- INSTRUCTIONS TO FOLLOW:
Pick out all lines of the entries that include the word "기준가격과" and copy them.

- EXERCISE DATA:
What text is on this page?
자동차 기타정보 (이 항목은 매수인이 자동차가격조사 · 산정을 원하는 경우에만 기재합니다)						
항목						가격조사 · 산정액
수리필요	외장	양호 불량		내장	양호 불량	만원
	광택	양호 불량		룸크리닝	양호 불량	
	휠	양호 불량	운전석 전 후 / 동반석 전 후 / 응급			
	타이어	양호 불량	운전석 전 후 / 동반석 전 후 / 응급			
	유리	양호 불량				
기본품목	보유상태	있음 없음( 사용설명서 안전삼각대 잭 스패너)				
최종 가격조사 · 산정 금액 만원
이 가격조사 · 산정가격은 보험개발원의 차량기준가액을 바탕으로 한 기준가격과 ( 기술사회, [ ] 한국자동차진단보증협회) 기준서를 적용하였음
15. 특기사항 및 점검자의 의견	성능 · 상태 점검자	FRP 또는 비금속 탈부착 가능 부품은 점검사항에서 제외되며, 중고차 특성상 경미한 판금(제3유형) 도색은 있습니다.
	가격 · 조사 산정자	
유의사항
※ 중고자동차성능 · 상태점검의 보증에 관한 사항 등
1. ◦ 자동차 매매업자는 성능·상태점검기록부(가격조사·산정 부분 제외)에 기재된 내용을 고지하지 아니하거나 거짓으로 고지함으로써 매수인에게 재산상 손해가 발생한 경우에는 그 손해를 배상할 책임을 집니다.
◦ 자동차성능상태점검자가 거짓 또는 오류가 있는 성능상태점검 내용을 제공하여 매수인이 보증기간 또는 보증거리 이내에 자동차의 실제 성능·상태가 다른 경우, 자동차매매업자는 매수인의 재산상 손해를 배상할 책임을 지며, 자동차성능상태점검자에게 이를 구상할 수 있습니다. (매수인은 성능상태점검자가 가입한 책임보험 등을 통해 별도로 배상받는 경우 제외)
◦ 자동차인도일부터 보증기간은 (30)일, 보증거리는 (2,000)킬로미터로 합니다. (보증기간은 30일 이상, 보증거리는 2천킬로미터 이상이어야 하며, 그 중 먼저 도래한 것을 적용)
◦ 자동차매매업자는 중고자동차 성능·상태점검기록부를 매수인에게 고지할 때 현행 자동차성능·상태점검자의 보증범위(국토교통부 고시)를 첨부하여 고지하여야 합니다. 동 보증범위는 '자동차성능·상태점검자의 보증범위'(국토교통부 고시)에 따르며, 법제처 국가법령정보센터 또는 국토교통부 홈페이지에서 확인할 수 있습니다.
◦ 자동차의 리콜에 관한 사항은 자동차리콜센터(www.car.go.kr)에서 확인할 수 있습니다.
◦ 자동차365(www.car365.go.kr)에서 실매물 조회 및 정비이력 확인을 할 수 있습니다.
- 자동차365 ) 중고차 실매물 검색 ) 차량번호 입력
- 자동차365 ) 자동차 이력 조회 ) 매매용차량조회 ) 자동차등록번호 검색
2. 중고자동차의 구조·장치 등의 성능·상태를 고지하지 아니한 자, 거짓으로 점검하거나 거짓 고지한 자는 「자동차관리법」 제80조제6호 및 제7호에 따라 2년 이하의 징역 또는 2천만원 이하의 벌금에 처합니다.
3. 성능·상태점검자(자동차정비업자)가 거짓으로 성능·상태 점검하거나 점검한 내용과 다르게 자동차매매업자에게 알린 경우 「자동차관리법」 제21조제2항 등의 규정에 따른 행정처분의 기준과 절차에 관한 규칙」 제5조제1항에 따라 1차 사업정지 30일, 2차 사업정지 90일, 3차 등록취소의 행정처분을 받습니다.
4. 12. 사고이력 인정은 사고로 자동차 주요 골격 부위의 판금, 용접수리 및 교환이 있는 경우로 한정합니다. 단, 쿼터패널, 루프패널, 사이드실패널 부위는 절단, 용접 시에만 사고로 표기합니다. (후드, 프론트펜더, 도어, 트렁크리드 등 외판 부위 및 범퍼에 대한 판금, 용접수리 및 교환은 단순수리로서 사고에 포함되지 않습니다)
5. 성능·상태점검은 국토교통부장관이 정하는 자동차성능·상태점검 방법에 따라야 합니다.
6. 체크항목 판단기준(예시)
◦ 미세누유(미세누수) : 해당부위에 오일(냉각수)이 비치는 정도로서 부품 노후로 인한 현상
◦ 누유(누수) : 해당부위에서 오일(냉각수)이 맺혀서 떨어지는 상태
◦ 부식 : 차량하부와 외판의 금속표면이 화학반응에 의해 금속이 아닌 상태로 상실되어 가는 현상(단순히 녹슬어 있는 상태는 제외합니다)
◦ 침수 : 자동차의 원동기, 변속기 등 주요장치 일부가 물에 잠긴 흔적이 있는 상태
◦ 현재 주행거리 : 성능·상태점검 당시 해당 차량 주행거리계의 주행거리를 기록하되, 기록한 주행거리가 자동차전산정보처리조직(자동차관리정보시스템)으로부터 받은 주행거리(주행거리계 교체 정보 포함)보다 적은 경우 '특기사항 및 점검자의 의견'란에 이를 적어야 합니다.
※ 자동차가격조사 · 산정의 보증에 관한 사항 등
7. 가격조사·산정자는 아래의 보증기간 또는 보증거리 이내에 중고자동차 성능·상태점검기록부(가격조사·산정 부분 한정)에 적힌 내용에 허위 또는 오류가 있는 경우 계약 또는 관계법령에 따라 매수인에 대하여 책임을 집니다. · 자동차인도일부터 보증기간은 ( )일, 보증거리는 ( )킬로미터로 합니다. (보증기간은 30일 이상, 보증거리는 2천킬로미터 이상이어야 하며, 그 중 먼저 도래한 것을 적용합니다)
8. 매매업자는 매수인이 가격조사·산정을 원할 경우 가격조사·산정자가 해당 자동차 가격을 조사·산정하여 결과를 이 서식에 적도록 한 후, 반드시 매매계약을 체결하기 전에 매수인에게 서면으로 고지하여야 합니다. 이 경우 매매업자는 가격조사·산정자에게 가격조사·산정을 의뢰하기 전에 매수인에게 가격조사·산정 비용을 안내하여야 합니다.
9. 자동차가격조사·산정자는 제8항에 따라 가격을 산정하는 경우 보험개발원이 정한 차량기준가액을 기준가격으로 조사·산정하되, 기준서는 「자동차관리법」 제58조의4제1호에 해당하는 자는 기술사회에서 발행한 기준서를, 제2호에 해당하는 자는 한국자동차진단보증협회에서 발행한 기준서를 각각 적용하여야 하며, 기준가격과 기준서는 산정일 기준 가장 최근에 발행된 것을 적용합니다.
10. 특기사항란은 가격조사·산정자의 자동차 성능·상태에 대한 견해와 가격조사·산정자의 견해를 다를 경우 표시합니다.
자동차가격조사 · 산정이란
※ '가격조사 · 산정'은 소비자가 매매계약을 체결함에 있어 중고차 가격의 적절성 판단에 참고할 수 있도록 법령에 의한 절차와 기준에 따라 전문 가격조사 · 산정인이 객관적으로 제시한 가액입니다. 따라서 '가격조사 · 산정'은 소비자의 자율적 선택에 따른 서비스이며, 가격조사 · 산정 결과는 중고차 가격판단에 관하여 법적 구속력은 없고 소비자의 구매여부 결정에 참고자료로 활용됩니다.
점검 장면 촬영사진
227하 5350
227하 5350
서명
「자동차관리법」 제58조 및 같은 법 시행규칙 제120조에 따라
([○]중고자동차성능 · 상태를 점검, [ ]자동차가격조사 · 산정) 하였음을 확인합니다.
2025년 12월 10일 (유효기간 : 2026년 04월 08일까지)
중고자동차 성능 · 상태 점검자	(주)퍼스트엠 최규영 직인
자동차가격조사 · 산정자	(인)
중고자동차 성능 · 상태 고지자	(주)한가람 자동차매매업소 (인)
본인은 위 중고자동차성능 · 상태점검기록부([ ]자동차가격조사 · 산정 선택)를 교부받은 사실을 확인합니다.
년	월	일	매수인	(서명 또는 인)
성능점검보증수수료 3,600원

==

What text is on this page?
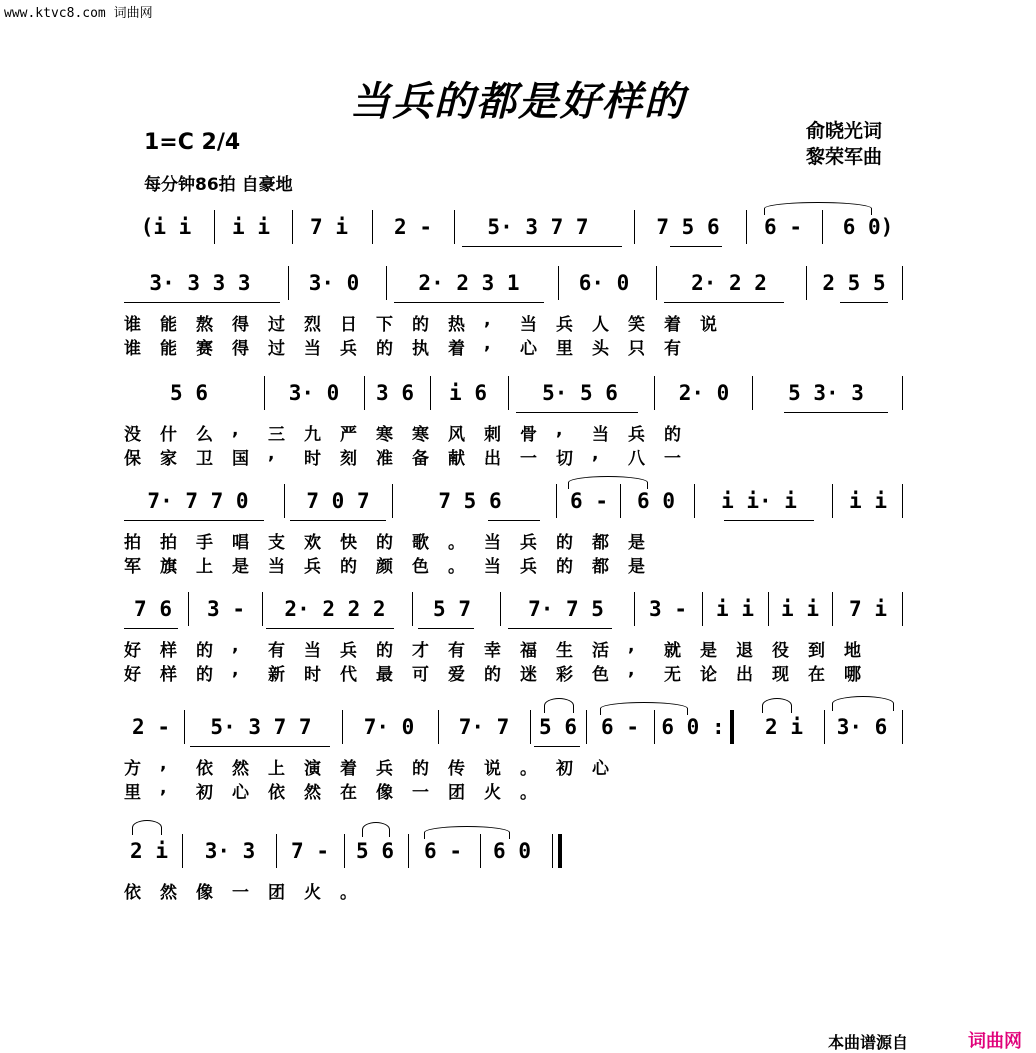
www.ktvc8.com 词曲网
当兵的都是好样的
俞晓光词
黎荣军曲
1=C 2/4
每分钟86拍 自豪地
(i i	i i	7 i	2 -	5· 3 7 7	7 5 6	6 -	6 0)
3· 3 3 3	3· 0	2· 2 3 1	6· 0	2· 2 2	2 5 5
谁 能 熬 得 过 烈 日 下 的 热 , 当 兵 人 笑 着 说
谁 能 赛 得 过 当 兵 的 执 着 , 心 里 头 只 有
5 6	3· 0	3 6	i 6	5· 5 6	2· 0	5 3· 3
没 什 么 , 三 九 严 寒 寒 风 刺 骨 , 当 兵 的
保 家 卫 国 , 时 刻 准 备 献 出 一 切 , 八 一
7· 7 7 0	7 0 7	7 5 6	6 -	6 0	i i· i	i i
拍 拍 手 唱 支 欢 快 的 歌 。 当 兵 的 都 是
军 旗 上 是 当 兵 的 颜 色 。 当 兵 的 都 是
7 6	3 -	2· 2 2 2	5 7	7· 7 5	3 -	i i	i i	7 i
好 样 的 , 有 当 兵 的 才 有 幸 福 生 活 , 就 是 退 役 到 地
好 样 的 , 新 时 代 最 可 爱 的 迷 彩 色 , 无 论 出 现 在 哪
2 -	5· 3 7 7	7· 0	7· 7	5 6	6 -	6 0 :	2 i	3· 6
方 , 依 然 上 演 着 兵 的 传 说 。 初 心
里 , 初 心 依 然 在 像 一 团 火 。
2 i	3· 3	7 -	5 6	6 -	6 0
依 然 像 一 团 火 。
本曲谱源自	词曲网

- EXPECTED ANSWER:
이 가격조사 · 산정가격은 보험개발원의 차량기준가액을 바탕으로 한 기준가격과 ( 기술사회, [ ] 한국자동차진단보증협회) 기준서를 적용하였음
9. 자동차가격조사·산정자는 제8항에 따라 가격을 산정하는 경우 보험개발원이 정한 차량기준가액을 기준가격으로 조사·산정하되, 기준서는 「자동차관리법」 제58조의4제1호에 해당하는 자는 기술사회에서 발행한 기준서를, 제2호에 해당하는 자는 한국자동차진단보증협회에서 발행한 기준서를 각각 적용하여야 하며, 기준가격과 기준서는 산정일 기준 가장 최근에 발행된 것을 적용합니다.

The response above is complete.